▶ **Data extract**:
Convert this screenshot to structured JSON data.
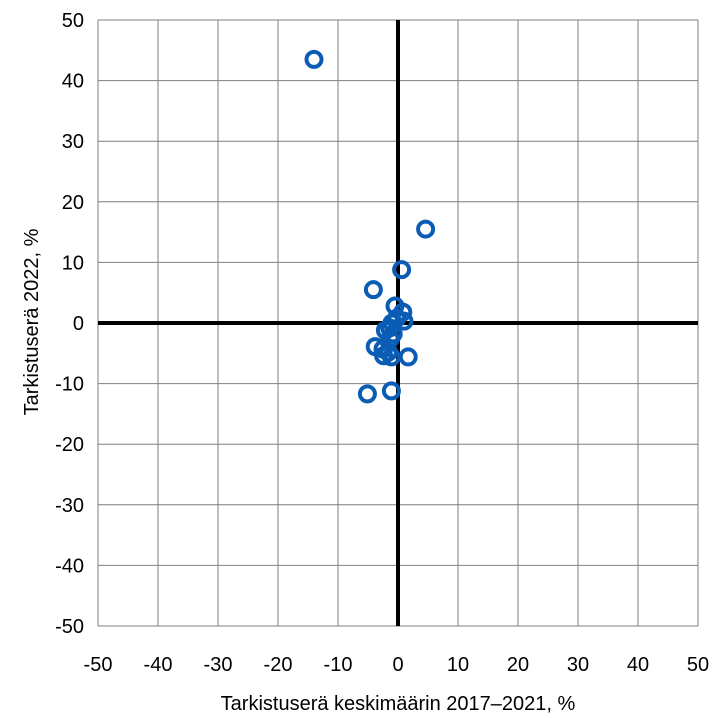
{
  "chart_data": {
    "type": "scatter",
    "xlabel": "Tarkistuserä keskimäärin 2017–2021, %",
    "ylabel": "Tarkistuserä 2022, %",
    "xlim": [
      -50,
      50
    ],
    "ylim": [
      -50,
      50
    ],
    "x_ticks": [
      -50,
      -40,
      -30,
      -20,
      -10,
      0,
      10,
      20,
      30,
      40,
      50
    ],
    "y_ticks": [
      50,
      40,
      30,
      20,
      10,
      0,
      -10,
      -20,
      -30,
      -40,
      -50
    ],
    "grid": true,
    "marker": "hollow-circle",
    "colors": {
      "marker": "#0a5cb4",
      "grid": "#7f7f7f",
      "zero_axes": "#000000"
    },
    "points": [
      {
        "x": -14,
        "y": 43.5
      },
      {
        "x": 4.6,
        "y": 15.5
      },
      {
        "x": 0.6,
        "y": 8.8
      },
      {
        "x": -4.1,
        "y": 5.5
      },
      {
        "x": -0.5,
        "y": 2.8
      },
      {
        "x": 0.8,
        "y": 1.8
      },
      {
        "x": -0.2,
        "y": 0.8
      },
      {
        "x": 1.0,
        "y": 0.3
      },
      {
        "x": -1.0,
        "y": 0.0
      },
      {
        "x": -1.4,
        "y": -0.8
      },
      {
        "x": -2.1,
        "y": -1.2
      },
      {
        "x": -0.8,
        "y": -1.8
      },
      {
        "x": -1.3,
        "y": -2.6
      },
      {
        "x": -3.8,
        "y": -3.9
      },
      {
        "x": -2.5,
        "y": -4.3
      },
      {
        "x": -1.6,
        "y": -4.8
      },
      {
        "x": -2.4,
        "y": -5.4
      },
      {
        "x": -1.1,
        "y": -5.6
      },
      {
        "x": 1.7,
        "y": -5.6
      },
      {
        "x": -5.1,
        "y": -11.7
      },
      {
        "x": -1.1,
        "y": -11.2
      }
    ]
  }
}
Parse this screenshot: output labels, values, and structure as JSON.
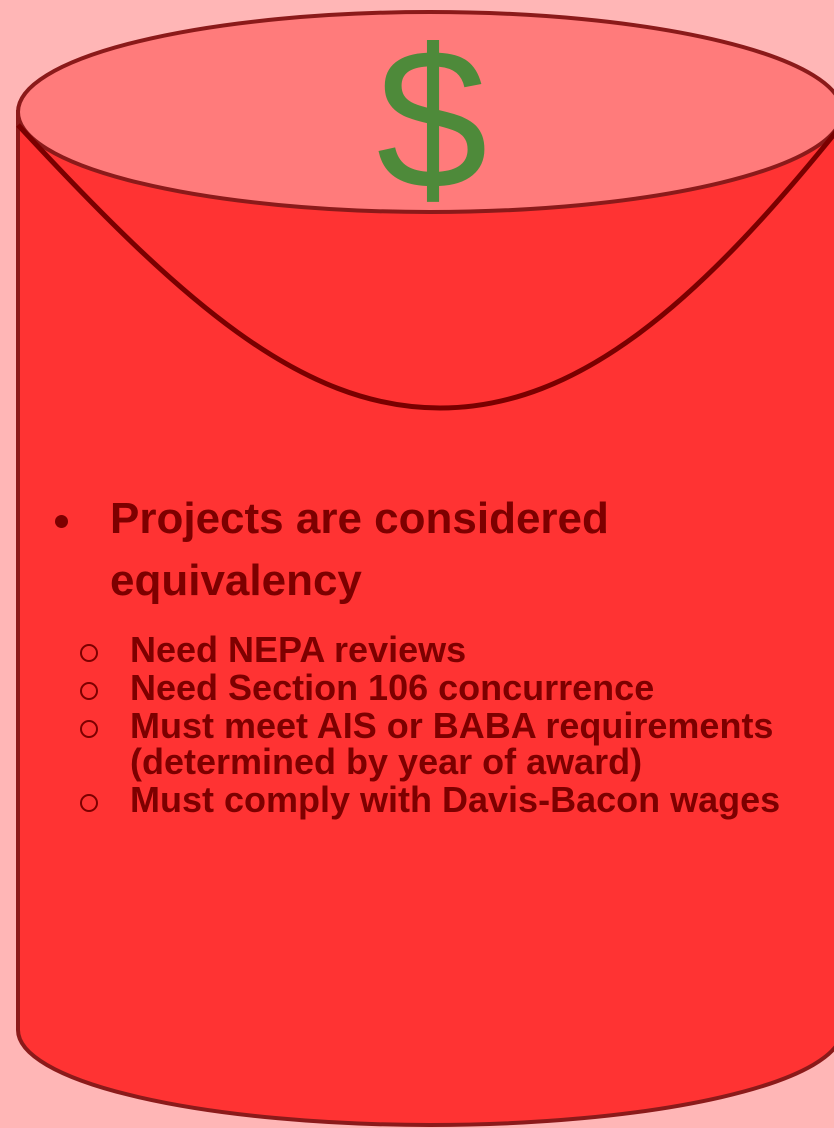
{
  "diagram": {
    "symbol": "$",
    "bullet": "Projects are considered equivalency",
    "sub_items": [
      "Need NEPA reviews",
      "Need Section 106 concurrence",
      "Must meet AIS or BABA requirements (determined by year of award)",
      "Must comply with Davis-Bacon wages"
    ]
  }
}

▶ **Task brief**: Without the pictures, transcribe the listing above exactly.

▶ **Exercise output**:
Convert this screenshot to structured JSON data.
{
  "chart_data": {
    "type": "scatter",
    "xlabel": "Tarkistuserä keskimäärin 2017–2021, %",
    "ylabel": "Tarkistuserä 2022, %",
    "xlim": [
      -50,
      50
    ],
    "ylim": [
      -50,
      50
    ],
    "x_ticks": [
      -50,
      -40,
      -30,
      -20,
      -10,
      0,
      10,
      20,
      30,
      40,
      50
    ],
    "y_ticks": [
      50,
      40,
      30,
      20,
      10,
      0,
      -10,
      -20,
      -30,
      -40,
      -50
    ],
    "grid": true,
    "marker": "hollow-circle",
    "colors": {
      "marker": "#0a5cb4",
      "grid": "#7f7f7f",
      "zero_axes": "#000000"
    },
    "points": [
      {
        "x": -14,
        "y": 43.5
      },
      {
        "x": 4.6,
        "y": 15.5
      },
      {
        "x": 0.6,
        "y": 8.8
      },
      {
        "x": -4.1,
        "y": 5.5
      },
      {
        "x": -0.5,
        "y": 2.8
      },
      {
        "x": 0.8,
        "y": 1.8
      },
      {
        "x": -0.2,
        "y": 0.8
      },
      {
        "x": 1.0,
        "y": 0.3
      },
      {
        "x": -1.0,
        "y": 0.0
      },
      {
        "x": -1.4,
        "y": -0.8
      },
      {
        "x": -2.1,
        "y": -1.2
      },
      {
        "x": -0.8,
        "y": -1.8
      },
      {
        "x": -1.3,
        "y": -2.6
      },
      {
        "x": -3.8,
        "y": -3.9
      },
      {
        "x": -2.5,
        "y": -4.3
      },
      {
        "x": -1.6,
        "y": -4.8
      },
      {
        "x": -2.4,
        "y": -5.4
      },
      {
        "x": -1.1,
        "y": -5.6
      },
      {
        "x": 1.7,
        "y": -5.6
      },
      {
        "x": -5.1,
        "y": -11.7
      },
      {
        "x": -1.1,
        "y": -11.2
      }
    ]
  }
}
Parse this screenshot: output labels, values, and structure as JSON.
{
  "diagram": {
    "symbol": "$",
    "bullet": "Projects are considered equivalency",
    "sub_items": [
      "Need NEPA reviews",
      "Need Section 106 concurrence",
      "Must meet AIS or BABA requirements (determined by year of award)",
      "Must comply with Davis-Bacon wages"
    ]
  }
}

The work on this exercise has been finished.